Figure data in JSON
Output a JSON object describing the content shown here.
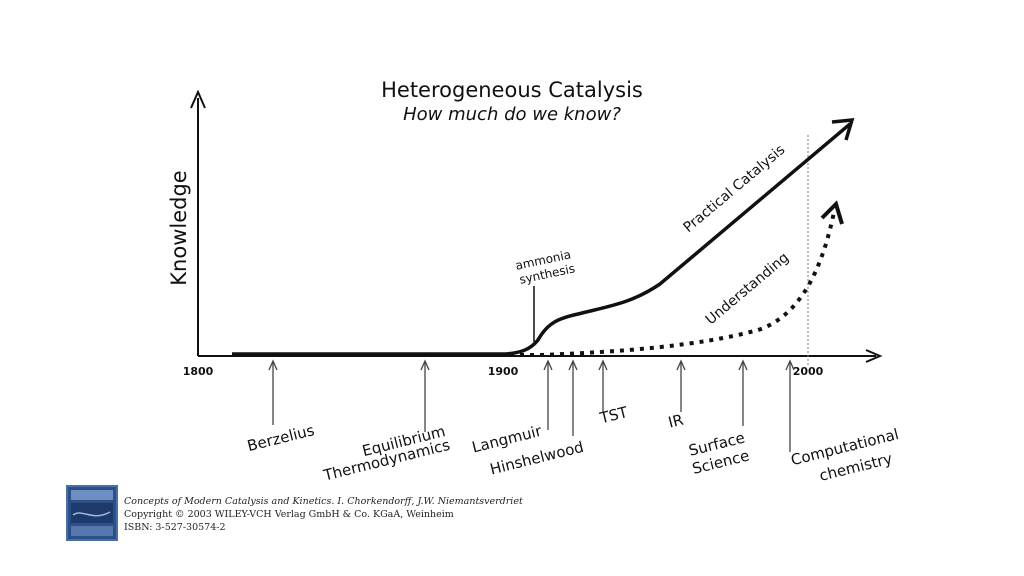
{
  "title": "Heterogeneous Catalysis",
  "subtitle": "How much do we know?",
  "y_axis_label": "Knowledge",
  "x_ticks": [
    "1800",
    "1900",
    "2000"
  ],
  "milestones": {
    "berzelius": "Berzelius",
    "equilibrium_1": "Equilibrium",
    "equilibrium_2": "Thermodynamics",
    "langmuir": "Langmuir",
    "hinshelwood": "Hinshelwood",
    "tst": "TST",
    "ir": "IR",
    "surface_1": "Surface",
    "surface_2": "Science",
    "comp_1": "Computational",
    "comp_2": "chemistry"
  },
  "curve_labels": {
    "practical": "Practical Catalysis",
    "understanding": "Understanding"
  },
  "annotation": {
    "line1": "ammonia",
    "line2": "synthesis"
  },
  "reference": {
    "line1": "Concepts of Modern Catalysis and Kinetics. I. Chorkendorff, J.W. Niemantsverdriet",
    "line2": "Copyright © 2003 WILEY-VCH Verlag GmbH & Co. KGaA, Weinheim",
    "line3": "ISBN: 3-527-30574-2"
  },
  "colors": {
    "ink": "#111111",
    "book_cover": "#2b4f86",
    "book_border": "#4a6fa8"
  }
}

__Directions for this task__.
Omit the pictures and restate the rest of the records verbatim.

__Correct result__.
Output a JSON object describing the content shown here.
{
  "title": "Heterogeneous Catalysis",
  "subtitle": "How much do we know?",
  "y_axis_label": "Knowledge",
  "x_ticks": [
    "1800",
    "1900",
    "2000"
  ],
  "milestones": {
    "berzelius": "Berzelius",
    "equilibrium_1": "Equilibrium",
    "equilibrium_2": "Thermodynamics",
    "langmuir": "Langmuir",
    "hinshelwood": "Hinshelwood",
    "tst": "TST",
    "ir": "IR",
    "surface_1": "Surface",
    "surface_2": "Science",
    "comp_1": "Computational",
    "comp_2": "chemistry"
  },
  "curve_labels": {
    "practical": "Practical Catalysis",
    "understanding": "Understanding"
  },
  "annotation": {
    "line1": "ammonia",
    "line2": "synthesis"
  },
  "reference": {
    "line1": "Concepts of Modern Catalysis and Kinetics. I. Chorkendorff, J.W. Niemantsverdriet",
    "line2": "Copyright © 2003 WILEY-VCH Verlag GmbH & Co. KGaA, Weinheim",
    "line3": "ISBN: 3-527-30574-2"
  },
  "colors": {
    "ink": "#111111",
    "book_cover": "#2b4f86",
    "book_border": "#4a6fa8"
  }
}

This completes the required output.